>> Begin RECORDED DATA

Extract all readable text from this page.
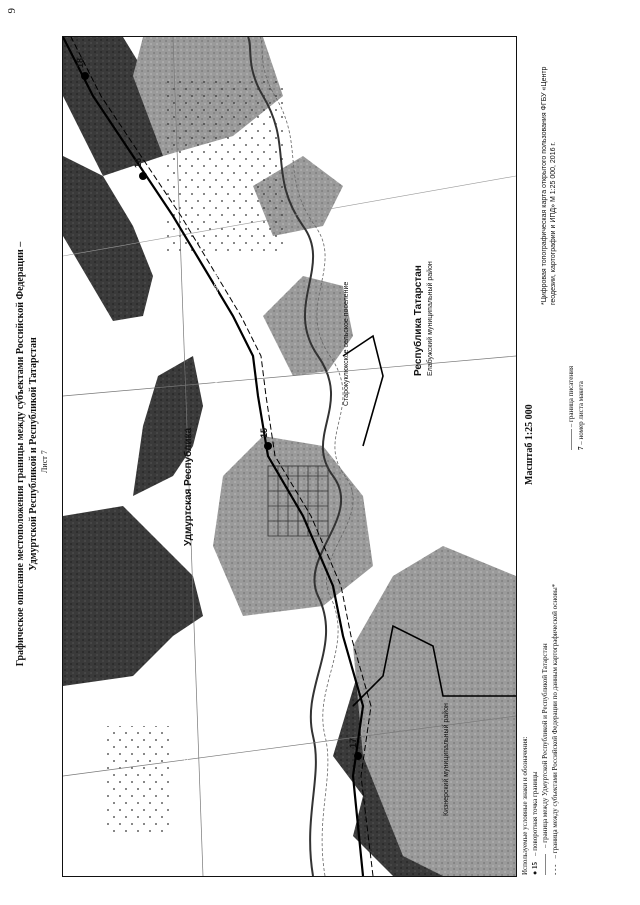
9
Графическое описание местоположения границы между субъектами Российской Федерации – Удмуртской Республикой и Республикой Татарстан Лист 7	Удмуртская Республика
Республика Татарстан Елабужский муниципальный район
Старокуклюкское сельское поселение
Муниципальный район Граховский
Кизнерский муниципальный район
Муниципальный Кизнерский район
15
16
17
18
Масштаб 1:25 000
Используемые условные знаки и обозначения: ● 15
– поворотная точка границы
———
– граница между Удмуртской Республикой и Республикой Татарстан
- - -
– граница между субъектами Российской Федерации по данным картографической основы*
——— – граница писатения
7 – номер листа макета
*Цифровая топографическая карта открытого пользования ФГБУ «Центр геодезии, картографии и ИПД» М 1:25 000, 2016 г.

>> End RECORDED DATA

— TASK DIRECTIONS —
Return every line of the preceding records in which the word "район" appears.

— EXERCISE RESULT —
Республика Татарстан Елабужский муниципальный район
Муниципальный район Граховский
Кизнерский муниципальный район
Муниципальный Кизнерский район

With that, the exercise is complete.